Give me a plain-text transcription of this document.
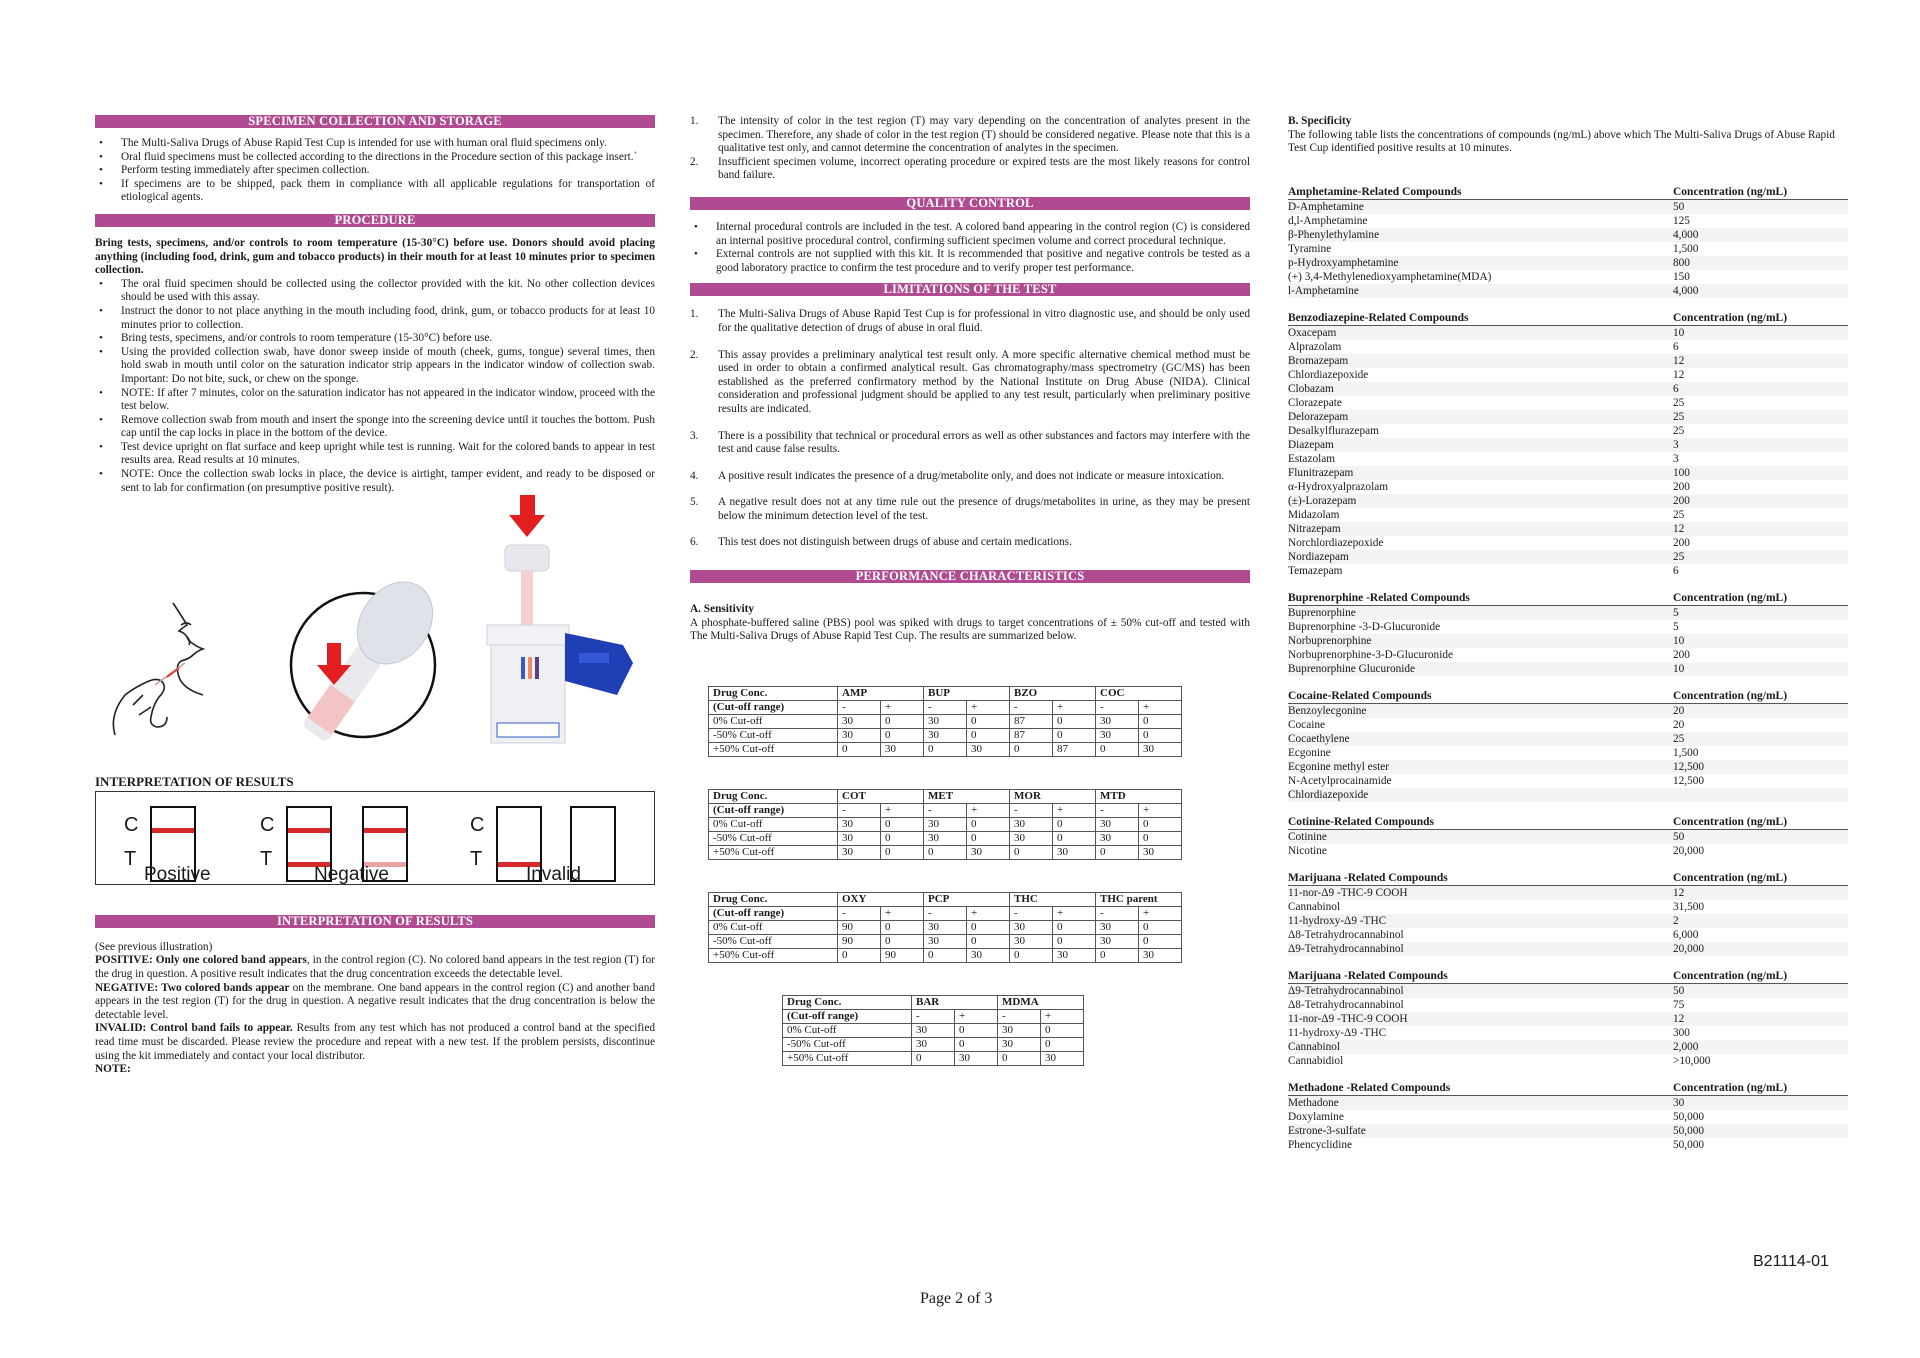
SPECIMEN COLLECTION AND STORAGE
• The Multi-Saliva Drugs of Abuse Rapid Test Cup is intended for use with human oral fluid specimens only.
• Oral fluid specimens must be collected according to the directions in the Procedure section of this package insert.`
• Perform testing immediately after specimen collection.
• If specimens are to be shipped, pack them in compliance with all applicable regulations for transportation of etiological agents.
PROCEDURE

Bring tests, specimens, and/or controls to room temperature (15-30°C) before use. Donors should avoid placing anything (including food, drink, gum and tobacco products) in their mouth for at least 10 minutes prior to specimen collection.

• The oral fluid specimen should be collected using the collector provided with the kit. No other collection devices should be used with this assay.
• Instruct the donor to not place anything in the mouth including food, drink, gum, or tobacco products for at least 10 minutes prior to collection.
• Bring tests, specimens, and/or controls to room temperature (15-30°C) before use.
• Using the provided collection swab, have donor sweep inside of mouth (cheek, gums, tongue) several times, then hold swab in mouth until color on the saturation indicator strip appears in the indicator window of collection swab. Important: Do not bite, suck, or chew on the sponge.
• NOTE: If after 7 minutes, color on the saturation indicator has not appeared in the indicator window, proceed with the test below.
• Remove collection swab from mouth and insert the sponge into the screening device until it touches the bottom. Push cap until the cap locks in place in the bottom of the device.
• Test device upright on flat surface and keep upright while test is running. Wait for the colored bands to appear in test results area. Read results at 10 minutes.
• NOTE: Once the collection swab locks in place, the device is airtight, tamper evident, and ready to be disposed or sent to lab for confirmation (on presumptive positive result).

INTERPRETATION OF RESULTS

C
T
Positive
C
T
Negative
C
T
Invalid
INTERPRETATION OF RESULTS

(See previous illustration)

POSITIVE: Only one colored band appears, in the control region (C). No colored band appears in the test region (T) for the drug in question. A positive result indicates that the drug concentration exceeds the detectable level.

NEGATIVE: Two colored bands appear on the membrane. One band appears in the control region (C) and another band appears in the test region (T) for the drug in question. A negative result indicates that the drug concentration is below the detectable level.

INVALID: Control band fails to appear. Results from any test which has not produced a control band at the specified read time must be discarded. Please review the procedure and repeat with a new test. If the problem persists, discontinue using the kit immediately and contact your local distributor.

NOTE:

1. The intensity of color in the test region (T) may vary depending on the concentration of analytes present in the specimen. Therefore, any shade of color in the test region (T) should be considered negative. Please note that this is a qualitative test only, and cannot determine the concentration of analytes in the specimen.
2. Insufficient specimen volume, incorrect operating procedure or expired tests are the most likely reasons for control band failure.
QUALITY CONTROL
• Internal procedural controls are included in the test. A colored band appearing in the control region (C) is considered an internal positive procedural control, confirming sufficient specimen volume and correct procedural technique.
• External controls are not supplied with this kit. It is recommended that positive and negative controls be tested as a good laboratory practice to confirm the test procedure and to verify proper test performance.
LIMITATIONS OF THE TEST
1. The Multi-Saliva Drugs of Abuse Rapid Test Cup is for professional in vitro diagnostic use, and should be only used for the qualitative detection of drugs of abuse in oral fluid.
2. This assay provides a preliminary analytical test result only. A more specific alternative chemical method must be used in order to obtain a confirmed analytical result. Gas chromatography/mass spectrometry (GC/MS) has been established as the preferred confirmatory method by the National Institute on Drug Abuse (NIDA). Clinical consideration and professional judgment should be applied to any test result, particularly when preliminary positive results are indicated.
3. There is a possibility that technical or procedural errors as well as other substances and factors may interfere with the test and cause false results.
4. A positive result indicates the presence of a drug/metabolite only, and does not indicate or measure intoxication.
5. A negative result does not at any time rule out the presence of drugs/metabolites in urine, as they may be present below the minimum detection level of the test.
6. This test does not distinguish between drugs of abuse and certain medications.
PERFORMANCE CHARACTERISTICS

A. Sensitivity

A phosphate-buffered saline (PBS) pool was spiked with drugs to target concentrations of ± 50% cut-off and tested with The Multi-Saliva Drugs of Abuse Rapid Test Cup. The results are summarized below.

Drug Conc.	AMP		BUP		BZO		COC	
(Cut-off range)	-	+	-	+	-	+	-	+
0% Cut-off	30	0	30	0	87	0	30	0
-50% Cut-off	30	0	30	0	87	0	30	0
+50% Cut-off	0	30	0	30	0	87	0	30
Drug Conc.	COT		MET		MOR		MTD	
(Cut-off range)	-	+	-	+	-	+	-	+
0% Cut-off	30	0	30	0	30	0	30	0
-50% Cut-off	30	0	30	0	30	0	30	0
+50% Cut-off	30	0	0	30	0	30	0	30
Drug Conc.	OXY		PCP		THC		THC parent	
(Cut-off range)	-	+	-	+	-	+	-	+
0% Cut-off	90	0	30	0	30	0	30	0
-50% Cut-off	90	0	30	0	30	0	30	0
+50% Cut-off	0	90	0	30	0	30	0	30
Drug Conc.	BAR		MDMA	
(Cut-off range)	-	+	-	+
0% Cut-off	30	0	30	0
-50% Cut-off	30	0	30	0
+50% Cut-off	0	30	0	30

B. Specificity

The following table lists the concentrations of compounds (ng/mL) above which The Multi-Saliva Drugs of Abuse Rapid Test Cup identified positive results at 10 minutes.

Amphetamine-Related Compounds	Concentration (ng/mL)
D-Amphetamine	50
d,l-Amphetamine	125
β-Phenylethylamine	4,000
Tyramine	1,500
p-Hydroxyamphetamine	800
(+) 3,4-Methylenedioxyamphetamine(MDA)	150
l-Amphetamine	4,000
Benzodiazepine-Related Compounds	Concentration (ng/mL)
Oxacepam	10
Alprazolam	6
Bromazepam	12
Chlordiazepoxide	12
Clobazam	6
Clorazepate	25
Delorazepam	25
Desalkylflurazepam	25
Diazepam	3
Estazolam	3
Flunitrazepam	100
α-Hydroxyalprazolam	200
(±)-Lorazepam	200
Midazolam	25
Nitrazepam	12
Norchlordiazepoxide	200
Nordiazepam	25
Temazepam	6
Buprenorphine -Related Compounds	Concentration (ng/mL)
Buprenorphine	5
Buprenorphine -3-D-Glucuronide	5
Norbuprenorphine	10
Norbuprenorphine-3-D-Glucuronide	200
Buprenorphine Glucuronide	10
Cocaine-Related Compounds	Concentration (ng/mL)
Benzoylecgonine	20
Cocaine	20
Cocaethylene	25
Ecgonine	1,500
Ecgonine methyl ester	12,500
N-Acetylprocainamide	12,500
Chlordiazepoxide
Cotinine-Related Compounds	Concentration (ng/mL)
Cotinine	50
Nicotine	20,000
Marijuana -Related Compounds	Concentration (ng/mL)
11-nor-Δ9 -THC-9 COOH	12
Cannabinol	31,500
11-hydroxy-Δ9 -THC	2
Δ8-Tetrahydrocannabinol	6,000
Δ9-Tetrahydrocannabinol	20,000
Marijuana -Related Compounds	Concentration (ng/mL)
Δ9-Tetrahydrocannabinol	50
Δ8-Tetrahydrocannabinol	75
11-nor-Δ9 -THC-9 COOH	12
11-hydroxy-Δ9 -THC	300
Cannabinol	2,000
Cannabidiol	>10,000
Methadone -Related Compounds	Concentration (ng/mL)
Methadone	30
Doxylamine	50,000
Estrone-3-sulfate	50,000
Phencyclidine	50,000
B21114-01
Page 2 of 3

__What is being asked__.
From the data above, copy every line where "volume" appears.

__Task output__.
2. Insufficient specimen volume, incorrect operating procedure or expired tests are the most likely reasons for control band failure.
• Internal procedural controls are included in the test. A colored band appearing in the control region (C) is considered an internal positive procedural control, confirming sufficient specimen volume and correct procedural technique.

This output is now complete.